## Work to be completed
Provide only the number of lines where "outside" occurs.

Begin

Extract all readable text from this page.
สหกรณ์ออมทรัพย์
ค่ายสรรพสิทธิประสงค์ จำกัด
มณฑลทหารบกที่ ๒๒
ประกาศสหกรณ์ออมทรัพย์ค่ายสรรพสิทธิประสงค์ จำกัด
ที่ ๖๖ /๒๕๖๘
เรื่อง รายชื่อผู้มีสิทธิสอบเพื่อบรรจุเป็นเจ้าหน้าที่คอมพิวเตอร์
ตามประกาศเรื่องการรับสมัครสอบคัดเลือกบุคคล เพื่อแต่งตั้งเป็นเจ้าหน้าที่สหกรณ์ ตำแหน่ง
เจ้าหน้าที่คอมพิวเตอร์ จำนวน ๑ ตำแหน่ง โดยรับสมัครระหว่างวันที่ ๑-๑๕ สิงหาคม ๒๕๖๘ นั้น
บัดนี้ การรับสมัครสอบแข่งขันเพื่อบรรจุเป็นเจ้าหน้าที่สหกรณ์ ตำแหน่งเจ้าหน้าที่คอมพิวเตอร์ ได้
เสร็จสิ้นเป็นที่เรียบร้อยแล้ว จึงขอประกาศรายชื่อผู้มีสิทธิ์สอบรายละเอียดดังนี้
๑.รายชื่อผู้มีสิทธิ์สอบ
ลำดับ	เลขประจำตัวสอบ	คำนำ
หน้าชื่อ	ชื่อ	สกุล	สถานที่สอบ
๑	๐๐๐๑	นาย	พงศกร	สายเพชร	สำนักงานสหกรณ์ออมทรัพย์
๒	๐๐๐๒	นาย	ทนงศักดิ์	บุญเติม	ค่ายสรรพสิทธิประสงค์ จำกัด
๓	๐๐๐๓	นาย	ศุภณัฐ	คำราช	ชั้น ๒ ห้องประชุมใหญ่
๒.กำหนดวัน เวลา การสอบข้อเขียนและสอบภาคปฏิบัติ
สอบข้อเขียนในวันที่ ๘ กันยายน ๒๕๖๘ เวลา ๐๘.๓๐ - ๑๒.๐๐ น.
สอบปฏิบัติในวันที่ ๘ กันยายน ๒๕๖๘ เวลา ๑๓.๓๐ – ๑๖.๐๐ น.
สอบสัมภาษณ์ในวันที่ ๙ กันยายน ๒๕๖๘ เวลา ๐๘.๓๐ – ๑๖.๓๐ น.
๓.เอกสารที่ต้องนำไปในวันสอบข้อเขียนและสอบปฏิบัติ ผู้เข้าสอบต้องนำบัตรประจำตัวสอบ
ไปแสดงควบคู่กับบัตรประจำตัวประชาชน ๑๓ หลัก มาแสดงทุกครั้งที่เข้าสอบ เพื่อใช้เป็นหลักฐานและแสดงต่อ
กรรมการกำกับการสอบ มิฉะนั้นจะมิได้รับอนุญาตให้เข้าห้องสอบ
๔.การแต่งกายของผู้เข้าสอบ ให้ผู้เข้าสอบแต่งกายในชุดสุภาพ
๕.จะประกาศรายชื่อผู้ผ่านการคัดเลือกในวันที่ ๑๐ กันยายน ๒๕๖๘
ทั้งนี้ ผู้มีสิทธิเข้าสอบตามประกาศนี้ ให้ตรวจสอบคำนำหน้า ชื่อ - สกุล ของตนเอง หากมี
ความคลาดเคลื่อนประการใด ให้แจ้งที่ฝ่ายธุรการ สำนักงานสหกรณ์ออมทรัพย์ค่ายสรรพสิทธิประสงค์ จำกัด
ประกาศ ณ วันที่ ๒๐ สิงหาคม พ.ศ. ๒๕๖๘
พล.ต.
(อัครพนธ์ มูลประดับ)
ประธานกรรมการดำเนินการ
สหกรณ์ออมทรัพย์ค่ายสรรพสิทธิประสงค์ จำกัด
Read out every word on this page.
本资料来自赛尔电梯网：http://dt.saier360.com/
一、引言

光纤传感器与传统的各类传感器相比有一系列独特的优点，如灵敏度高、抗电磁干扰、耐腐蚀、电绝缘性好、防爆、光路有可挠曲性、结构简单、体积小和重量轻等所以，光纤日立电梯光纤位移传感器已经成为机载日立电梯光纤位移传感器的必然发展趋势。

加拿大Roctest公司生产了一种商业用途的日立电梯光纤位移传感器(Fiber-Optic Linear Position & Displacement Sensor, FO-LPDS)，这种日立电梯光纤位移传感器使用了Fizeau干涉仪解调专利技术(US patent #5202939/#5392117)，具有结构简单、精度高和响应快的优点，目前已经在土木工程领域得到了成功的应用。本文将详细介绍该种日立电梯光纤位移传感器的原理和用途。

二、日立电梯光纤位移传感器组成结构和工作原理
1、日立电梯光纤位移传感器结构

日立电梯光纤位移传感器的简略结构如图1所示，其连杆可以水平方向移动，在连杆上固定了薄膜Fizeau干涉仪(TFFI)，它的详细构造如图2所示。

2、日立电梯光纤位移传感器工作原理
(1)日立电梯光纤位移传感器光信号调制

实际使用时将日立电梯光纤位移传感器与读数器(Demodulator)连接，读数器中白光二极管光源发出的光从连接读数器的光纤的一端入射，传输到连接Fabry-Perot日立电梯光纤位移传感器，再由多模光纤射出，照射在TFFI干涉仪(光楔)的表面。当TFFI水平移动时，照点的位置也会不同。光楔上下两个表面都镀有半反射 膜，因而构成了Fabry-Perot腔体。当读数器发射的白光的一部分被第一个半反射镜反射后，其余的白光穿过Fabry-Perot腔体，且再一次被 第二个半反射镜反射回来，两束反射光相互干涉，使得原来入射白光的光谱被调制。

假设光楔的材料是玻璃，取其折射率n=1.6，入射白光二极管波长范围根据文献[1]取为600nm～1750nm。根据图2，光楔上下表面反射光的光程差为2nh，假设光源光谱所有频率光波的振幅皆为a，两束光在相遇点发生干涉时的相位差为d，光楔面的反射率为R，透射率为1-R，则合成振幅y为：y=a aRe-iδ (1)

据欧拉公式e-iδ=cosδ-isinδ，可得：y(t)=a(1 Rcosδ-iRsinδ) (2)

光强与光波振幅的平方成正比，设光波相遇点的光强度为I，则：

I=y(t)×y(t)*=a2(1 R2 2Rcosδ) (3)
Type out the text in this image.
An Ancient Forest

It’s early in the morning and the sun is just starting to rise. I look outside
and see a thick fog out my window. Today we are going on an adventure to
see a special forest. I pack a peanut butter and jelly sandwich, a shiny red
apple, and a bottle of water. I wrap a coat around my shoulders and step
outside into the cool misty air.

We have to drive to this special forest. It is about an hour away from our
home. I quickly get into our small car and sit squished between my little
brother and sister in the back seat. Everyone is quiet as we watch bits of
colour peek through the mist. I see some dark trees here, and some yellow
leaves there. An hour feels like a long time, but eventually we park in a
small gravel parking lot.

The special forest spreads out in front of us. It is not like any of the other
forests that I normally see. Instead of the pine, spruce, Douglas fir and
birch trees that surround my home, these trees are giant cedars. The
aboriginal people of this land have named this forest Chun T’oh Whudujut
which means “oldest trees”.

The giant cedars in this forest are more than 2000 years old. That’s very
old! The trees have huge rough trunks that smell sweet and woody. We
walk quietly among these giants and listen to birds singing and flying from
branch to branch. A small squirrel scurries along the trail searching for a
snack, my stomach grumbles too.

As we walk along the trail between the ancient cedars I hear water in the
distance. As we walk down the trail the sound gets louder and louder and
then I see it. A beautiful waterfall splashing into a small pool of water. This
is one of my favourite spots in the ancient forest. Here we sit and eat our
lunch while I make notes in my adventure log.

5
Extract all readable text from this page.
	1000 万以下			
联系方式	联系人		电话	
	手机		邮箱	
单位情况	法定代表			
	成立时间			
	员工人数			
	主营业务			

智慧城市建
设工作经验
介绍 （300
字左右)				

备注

End

## Answer in full
2